▶ _Exercise aim_
Give the lines from the start of the records through the line containing "users-icon: [1365, 288, 1395, 318]", including that line, as a JSON list of strings with one string per line and blank lines left out.

Dataset records:
◇ ◇ ◇ ◇ ◇
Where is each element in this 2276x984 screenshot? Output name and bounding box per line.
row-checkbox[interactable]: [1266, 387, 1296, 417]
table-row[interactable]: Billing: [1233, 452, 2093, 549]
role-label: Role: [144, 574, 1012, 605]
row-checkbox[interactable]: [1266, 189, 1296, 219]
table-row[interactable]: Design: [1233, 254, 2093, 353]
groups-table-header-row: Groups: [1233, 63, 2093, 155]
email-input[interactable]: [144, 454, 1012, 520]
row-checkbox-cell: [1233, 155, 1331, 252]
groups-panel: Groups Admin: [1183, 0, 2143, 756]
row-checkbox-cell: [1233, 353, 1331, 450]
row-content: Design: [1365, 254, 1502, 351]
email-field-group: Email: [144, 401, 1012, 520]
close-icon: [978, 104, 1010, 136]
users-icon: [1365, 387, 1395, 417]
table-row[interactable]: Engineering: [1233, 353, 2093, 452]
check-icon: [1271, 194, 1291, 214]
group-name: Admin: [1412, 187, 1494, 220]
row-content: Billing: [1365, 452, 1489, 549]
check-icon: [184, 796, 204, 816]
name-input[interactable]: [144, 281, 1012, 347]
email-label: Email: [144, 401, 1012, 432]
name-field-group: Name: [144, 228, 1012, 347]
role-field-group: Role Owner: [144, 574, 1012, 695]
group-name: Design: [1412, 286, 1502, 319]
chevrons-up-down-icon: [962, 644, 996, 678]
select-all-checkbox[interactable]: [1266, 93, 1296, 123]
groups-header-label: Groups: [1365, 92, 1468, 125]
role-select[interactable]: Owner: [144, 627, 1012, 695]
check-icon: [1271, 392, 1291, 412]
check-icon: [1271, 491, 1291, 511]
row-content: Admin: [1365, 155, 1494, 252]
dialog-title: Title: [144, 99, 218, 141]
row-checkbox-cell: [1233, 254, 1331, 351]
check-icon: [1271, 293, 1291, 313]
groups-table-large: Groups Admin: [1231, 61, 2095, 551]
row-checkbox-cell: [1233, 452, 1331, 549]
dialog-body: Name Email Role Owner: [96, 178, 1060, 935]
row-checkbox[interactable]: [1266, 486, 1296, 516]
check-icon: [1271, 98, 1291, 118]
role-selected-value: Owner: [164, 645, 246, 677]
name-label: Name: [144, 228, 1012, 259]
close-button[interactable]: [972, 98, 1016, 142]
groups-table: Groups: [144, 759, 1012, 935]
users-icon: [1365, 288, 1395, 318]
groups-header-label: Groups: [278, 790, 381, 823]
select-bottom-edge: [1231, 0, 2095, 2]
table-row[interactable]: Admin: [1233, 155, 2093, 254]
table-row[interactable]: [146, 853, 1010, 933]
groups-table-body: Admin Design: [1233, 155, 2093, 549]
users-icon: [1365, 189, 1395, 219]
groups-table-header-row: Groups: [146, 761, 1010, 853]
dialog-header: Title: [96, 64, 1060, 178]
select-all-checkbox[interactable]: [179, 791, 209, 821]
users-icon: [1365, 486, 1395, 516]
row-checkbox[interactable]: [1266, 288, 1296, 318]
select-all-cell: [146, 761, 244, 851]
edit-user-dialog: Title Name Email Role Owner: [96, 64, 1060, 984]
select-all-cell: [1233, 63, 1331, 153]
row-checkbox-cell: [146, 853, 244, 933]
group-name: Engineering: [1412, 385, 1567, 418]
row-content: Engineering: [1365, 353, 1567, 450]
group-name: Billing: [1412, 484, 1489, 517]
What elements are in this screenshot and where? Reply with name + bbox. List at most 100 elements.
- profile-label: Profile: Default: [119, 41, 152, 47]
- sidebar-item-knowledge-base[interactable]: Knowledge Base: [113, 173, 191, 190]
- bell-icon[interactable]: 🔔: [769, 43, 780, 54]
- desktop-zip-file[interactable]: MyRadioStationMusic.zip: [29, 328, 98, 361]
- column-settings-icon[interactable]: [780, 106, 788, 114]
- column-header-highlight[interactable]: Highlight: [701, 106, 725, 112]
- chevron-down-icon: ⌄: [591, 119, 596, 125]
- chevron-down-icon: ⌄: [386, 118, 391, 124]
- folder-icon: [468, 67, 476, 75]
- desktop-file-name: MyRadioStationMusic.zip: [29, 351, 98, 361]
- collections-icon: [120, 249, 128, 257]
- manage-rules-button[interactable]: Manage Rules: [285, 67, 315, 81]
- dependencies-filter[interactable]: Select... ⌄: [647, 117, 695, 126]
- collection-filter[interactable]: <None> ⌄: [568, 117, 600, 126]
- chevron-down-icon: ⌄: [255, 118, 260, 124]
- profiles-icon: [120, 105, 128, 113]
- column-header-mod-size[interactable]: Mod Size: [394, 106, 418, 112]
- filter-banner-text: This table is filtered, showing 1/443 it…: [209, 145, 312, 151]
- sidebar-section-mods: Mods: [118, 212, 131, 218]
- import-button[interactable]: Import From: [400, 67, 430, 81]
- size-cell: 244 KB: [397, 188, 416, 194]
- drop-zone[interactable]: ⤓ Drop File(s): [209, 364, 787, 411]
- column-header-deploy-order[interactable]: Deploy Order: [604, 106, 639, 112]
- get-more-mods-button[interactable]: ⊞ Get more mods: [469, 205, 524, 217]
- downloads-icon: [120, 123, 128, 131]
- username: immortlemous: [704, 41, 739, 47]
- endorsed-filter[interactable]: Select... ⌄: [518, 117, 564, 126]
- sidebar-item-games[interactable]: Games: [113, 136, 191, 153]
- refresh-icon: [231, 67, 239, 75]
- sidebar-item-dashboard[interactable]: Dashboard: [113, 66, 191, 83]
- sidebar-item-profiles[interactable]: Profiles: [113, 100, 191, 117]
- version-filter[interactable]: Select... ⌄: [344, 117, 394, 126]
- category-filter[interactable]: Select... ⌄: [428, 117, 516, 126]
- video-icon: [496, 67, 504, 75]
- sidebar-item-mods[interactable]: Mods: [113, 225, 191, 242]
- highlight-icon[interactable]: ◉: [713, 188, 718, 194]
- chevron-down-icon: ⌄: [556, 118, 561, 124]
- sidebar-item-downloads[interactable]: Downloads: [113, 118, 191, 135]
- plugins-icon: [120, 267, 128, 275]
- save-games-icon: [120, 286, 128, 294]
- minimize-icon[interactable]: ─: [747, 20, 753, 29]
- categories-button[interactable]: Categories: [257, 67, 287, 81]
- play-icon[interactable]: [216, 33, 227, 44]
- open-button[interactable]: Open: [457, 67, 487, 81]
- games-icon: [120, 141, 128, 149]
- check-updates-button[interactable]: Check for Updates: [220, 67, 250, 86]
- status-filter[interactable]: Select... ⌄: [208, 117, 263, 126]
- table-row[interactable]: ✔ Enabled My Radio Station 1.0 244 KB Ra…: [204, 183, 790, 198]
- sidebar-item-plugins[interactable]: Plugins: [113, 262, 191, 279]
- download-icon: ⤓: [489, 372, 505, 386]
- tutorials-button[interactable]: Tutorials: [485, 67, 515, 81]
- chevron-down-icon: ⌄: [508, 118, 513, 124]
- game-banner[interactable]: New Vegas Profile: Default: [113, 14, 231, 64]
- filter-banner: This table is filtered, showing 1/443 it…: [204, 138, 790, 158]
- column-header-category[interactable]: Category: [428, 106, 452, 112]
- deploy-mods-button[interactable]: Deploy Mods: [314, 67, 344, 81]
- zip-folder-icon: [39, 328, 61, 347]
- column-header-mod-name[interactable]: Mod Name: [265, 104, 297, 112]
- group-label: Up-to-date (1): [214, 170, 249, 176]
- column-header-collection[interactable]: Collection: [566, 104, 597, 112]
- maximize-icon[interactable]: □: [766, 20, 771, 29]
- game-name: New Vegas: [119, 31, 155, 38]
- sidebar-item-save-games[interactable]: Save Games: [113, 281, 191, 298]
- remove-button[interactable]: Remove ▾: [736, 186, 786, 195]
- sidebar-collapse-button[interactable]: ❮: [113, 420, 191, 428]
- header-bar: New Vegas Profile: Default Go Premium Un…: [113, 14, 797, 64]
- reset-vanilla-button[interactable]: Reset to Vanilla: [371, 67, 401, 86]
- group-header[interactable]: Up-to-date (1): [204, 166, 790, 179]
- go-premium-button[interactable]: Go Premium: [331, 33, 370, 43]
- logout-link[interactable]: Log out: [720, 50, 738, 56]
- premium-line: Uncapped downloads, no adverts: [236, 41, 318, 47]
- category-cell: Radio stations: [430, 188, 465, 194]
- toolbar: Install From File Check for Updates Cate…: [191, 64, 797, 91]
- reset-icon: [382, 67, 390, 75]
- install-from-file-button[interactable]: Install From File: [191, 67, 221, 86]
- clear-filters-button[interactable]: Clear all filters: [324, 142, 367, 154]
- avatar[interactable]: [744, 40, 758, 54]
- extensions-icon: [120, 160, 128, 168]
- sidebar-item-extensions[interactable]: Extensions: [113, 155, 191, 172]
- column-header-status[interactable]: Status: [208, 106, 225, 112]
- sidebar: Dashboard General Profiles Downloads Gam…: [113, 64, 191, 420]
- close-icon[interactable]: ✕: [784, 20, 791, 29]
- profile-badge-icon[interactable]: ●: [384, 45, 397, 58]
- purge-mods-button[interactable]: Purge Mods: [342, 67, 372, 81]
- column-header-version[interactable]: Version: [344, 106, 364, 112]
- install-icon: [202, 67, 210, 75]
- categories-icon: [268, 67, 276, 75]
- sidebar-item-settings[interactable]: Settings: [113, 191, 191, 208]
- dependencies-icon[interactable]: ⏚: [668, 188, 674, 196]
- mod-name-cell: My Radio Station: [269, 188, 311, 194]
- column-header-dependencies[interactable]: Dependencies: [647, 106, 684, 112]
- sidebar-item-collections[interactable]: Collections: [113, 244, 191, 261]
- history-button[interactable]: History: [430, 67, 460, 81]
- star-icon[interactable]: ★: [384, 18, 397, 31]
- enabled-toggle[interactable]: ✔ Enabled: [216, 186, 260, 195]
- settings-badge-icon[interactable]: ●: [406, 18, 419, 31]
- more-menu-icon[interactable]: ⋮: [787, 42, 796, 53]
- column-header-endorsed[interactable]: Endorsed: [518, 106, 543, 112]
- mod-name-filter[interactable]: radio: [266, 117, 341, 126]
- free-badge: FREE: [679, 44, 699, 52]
◇ ◇ ◇ ◇ ◇
▶ _Result below_
[
  "Where is each element in this 2276x984 screenshot? Output name and bounding box per line.",
  "row-checkbox[interactable]: [1266, 387, 1296, 417]",
  "table-row[interactable]: Billing: [1233, 452, 2093, 549]",
  "role-label: Role: [144, 574, 1012, 605]",
  "row-checkbox[interactable]: [1266, 189, 1296, 219]",
  "table-row[interactable]: Design: [1233, 254, 2093, 353]",
  "groups-table-header-row: Groups: [1233, 63, 2093, 155]",
  "email-input[interactable]: [144, 454, 1012, 520]",
  "row-checkbox-cell: [1233, 155, 1331, 252]",
  "groups-panel: Groups Admin: [1183, 0, 2143, 756]",
  "row-checkbox-cell: [1233, 353, 1331, 450]",
  "row-content: Design: [1365, 254, 1502, 351]",
  "email-field-group: Email: [144, 401, 1012, 520]",
  "close-icon: [978, 104, 1010, 136]",
  "users-icon: [1365, 387, 1395, 417]",
  "table-row[interactable]: Engineering: [1233, 353, 2093, 452]",
  "check-icon: [1271, 194, 1291, 214]",
  "group-name: Admin: [1412, 187, 1494, 220]",
  "row-content: Billing: [1365, 452, 1489, 549]",
  "check-icon: [184, 796, 204, 816]",
  "name-input[interactable]: [144, 281, 1012, 347]",
  "email-label: Email: [144, 401, 1012, 432]",
  "name-field-group: Name: [144, 228, 1012, 347]",
  "role-field-group: Role Owner: [144, 574, 1012, 695]",
  "group-name: Design: [1412, 286, 1502, 319]",
  "chevrons-up-down-icon: [962, 644, 996, 678]",
  "select-all-checkbox[interactable]: [1266, 93, 1296, 123]",
  "groups-header-label: Groups: [1365, 92, 1468, 125]",
  "role-select[interactable]: Owner: [144, 627, 1012, 695]",
  "check-icon: [1271, 392, 1291, 412]",
  "check-icon: [1271, 491, 1291, 511]",
  "row-content: Admin: [1365, 155, 1494, 252]",
  "dialog-title: Title: [144, 99, 218, 141]",
  "row-checkbox-cell: [1233, 254, 1331, 351]",
  "check-icon: [1271, 293, 1291, 313]",
  "groups-table-large: Groups Admin: [1231, 61, 2095, 551]",
  "row-checkbox-cell: [1233, 452, 1331, 549]",
  "dialog-body: Name Email Role Owner: [96, 178, 1060, 935]",
  "row-checkbox[interactable]: [1266, 486, 1296, 516]",
  "check-icon: [1271, 98, 1291, 118]",
  "role-selected-value: Owner: [164, 645, 246, 677]",
  "name-label: Name: [144, 228, 1012, 259]",
  "close-button[interactable]: [972, 98, 1016, 142]",
  "groups-table: Groups: [144, 759, 1012, 935]",
  "users-icon: [1365, 288, 1395, 318]"
]